DO THIS =>
Show every line that has the string "view" in it.

--- begin ---

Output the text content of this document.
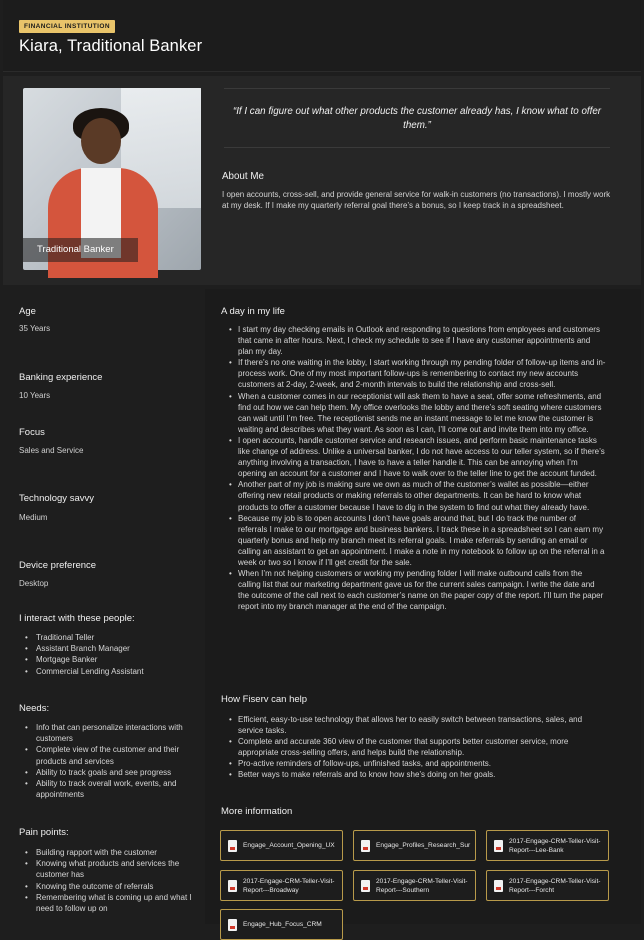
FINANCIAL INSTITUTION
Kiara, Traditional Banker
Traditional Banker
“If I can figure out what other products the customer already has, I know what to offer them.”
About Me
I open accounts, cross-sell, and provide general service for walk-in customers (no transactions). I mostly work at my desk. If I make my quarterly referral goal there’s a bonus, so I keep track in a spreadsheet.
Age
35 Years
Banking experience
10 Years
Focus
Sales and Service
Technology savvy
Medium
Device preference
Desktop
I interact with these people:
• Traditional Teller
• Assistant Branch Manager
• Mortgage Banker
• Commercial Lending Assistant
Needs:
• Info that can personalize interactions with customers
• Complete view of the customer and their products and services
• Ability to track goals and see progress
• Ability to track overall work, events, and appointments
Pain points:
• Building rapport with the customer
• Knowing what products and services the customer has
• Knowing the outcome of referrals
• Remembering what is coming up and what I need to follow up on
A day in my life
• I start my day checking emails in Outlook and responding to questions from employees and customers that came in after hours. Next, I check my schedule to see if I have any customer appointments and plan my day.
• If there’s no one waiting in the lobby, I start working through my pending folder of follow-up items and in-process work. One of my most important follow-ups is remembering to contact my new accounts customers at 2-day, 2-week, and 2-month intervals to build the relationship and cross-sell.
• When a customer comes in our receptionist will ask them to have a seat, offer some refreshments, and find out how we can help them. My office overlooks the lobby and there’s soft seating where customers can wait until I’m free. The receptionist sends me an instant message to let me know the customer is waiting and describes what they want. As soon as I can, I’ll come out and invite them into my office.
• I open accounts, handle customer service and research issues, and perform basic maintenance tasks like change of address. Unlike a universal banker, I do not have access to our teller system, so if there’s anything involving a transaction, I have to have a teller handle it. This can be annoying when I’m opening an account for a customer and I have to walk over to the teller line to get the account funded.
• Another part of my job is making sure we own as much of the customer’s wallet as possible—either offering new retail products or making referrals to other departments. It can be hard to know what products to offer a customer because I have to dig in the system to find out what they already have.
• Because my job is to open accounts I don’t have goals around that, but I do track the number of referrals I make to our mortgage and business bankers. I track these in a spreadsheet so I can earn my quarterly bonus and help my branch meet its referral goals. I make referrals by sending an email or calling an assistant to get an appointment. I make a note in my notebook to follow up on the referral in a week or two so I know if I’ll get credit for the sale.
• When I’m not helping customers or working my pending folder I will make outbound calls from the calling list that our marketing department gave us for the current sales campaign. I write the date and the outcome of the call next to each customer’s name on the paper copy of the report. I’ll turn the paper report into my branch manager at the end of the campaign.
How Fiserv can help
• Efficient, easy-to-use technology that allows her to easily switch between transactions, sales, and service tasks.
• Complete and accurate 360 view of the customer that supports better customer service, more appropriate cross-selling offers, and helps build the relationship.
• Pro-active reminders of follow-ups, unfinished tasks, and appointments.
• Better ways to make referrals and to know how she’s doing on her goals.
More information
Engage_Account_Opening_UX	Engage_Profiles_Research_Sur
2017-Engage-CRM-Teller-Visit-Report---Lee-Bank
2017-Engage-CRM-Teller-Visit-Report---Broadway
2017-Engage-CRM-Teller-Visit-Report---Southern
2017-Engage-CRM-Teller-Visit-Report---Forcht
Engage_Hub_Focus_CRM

--- end ---
--- begin ---

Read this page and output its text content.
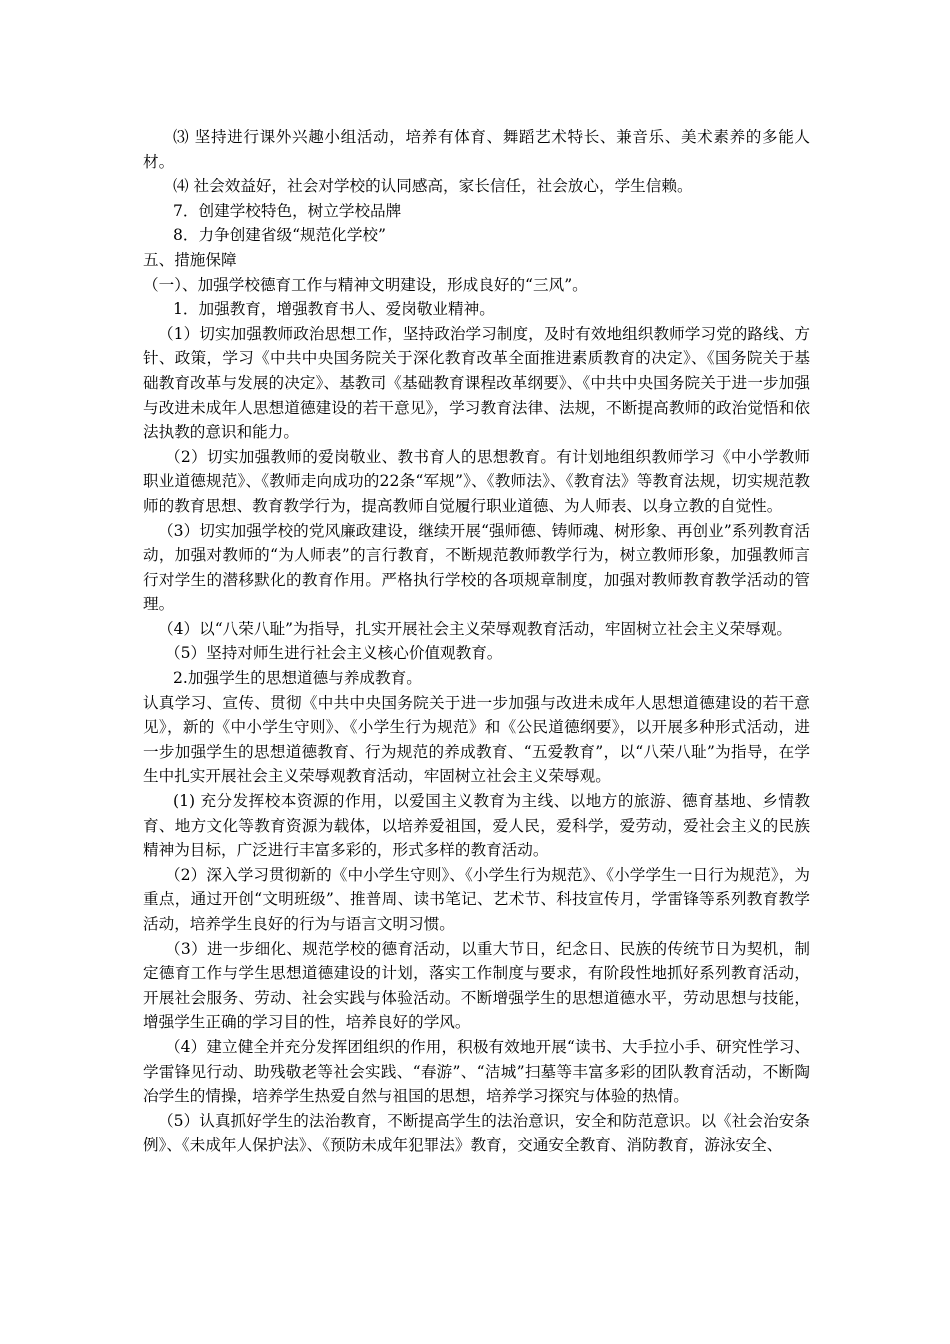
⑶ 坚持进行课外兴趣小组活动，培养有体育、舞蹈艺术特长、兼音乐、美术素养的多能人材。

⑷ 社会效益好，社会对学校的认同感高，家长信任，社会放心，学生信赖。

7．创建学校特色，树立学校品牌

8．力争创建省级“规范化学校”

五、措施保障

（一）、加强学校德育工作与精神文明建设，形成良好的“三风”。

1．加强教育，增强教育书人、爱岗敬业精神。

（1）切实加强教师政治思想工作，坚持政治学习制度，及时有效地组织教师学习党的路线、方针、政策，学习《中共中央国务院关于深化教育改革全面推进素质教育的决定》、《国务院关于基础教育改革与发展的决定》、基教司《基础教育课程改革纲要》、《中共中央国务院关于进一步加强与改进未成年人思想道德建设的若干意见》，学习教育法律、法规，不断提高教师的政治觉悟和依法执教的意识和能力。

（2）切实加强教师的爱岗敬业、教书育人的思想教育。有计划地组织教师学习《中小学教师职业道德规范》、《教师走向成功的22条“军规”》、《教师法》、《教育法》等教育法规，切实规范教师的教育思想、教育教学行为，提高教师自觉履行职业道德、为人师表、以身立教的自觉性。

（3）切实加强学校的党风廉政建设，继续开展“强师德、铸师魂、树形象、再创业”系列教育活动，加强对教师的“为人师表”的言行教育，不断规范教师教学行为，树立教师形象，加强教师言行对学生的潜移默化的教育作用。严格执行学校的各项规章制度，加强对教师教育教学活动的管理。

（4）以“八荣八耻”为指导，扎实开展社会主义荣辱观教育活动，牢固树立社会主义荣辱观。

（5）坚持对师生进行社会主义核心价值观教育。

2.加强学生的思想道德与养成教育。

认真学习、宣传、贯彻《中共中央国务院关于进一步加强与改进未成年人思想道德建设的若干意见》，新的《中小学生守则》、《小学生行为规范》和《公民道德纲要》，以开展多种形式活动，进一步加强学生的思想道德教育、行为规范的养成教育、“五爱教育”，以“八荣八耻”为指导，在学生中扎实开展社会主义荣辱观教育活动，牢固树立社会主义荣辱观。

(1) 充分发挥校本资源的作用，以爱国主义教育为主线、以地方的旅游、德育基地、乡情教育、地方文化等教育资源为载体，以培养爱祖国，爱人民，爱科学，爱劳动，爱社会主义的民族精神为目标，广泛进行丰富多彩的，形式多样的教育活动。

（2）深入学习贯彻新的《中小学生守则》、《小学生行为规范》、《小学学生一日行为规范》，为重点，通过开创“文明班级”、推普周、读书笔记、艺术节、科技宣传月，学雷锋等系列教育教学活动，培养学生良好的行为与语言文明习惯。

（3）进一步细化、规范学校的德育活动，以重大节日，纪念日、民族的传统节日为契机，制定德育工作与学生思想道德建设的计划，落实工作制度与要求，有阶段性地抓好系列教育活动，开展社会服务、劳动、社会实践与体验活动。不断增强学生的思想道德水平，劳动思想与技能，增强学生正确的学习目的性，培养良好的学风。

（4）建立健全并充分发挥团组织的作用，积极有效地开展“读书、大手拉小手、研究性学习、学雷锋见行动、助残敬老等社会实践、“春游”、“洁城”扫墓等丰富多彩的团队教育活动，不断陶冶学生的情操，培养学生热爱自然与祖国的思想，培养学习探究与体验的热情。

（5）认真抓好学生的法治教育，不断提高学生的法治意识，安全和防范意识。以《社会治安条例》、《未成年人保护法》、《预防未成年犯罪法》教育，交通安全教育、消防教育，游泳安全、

--- end ---

THE OUTPUT =>
• Complete view of the customer and their products and services
• Complete and accurate 360 view of the customer that supports better customer service, more appropriate cross-selling offers, and helps build the relationship.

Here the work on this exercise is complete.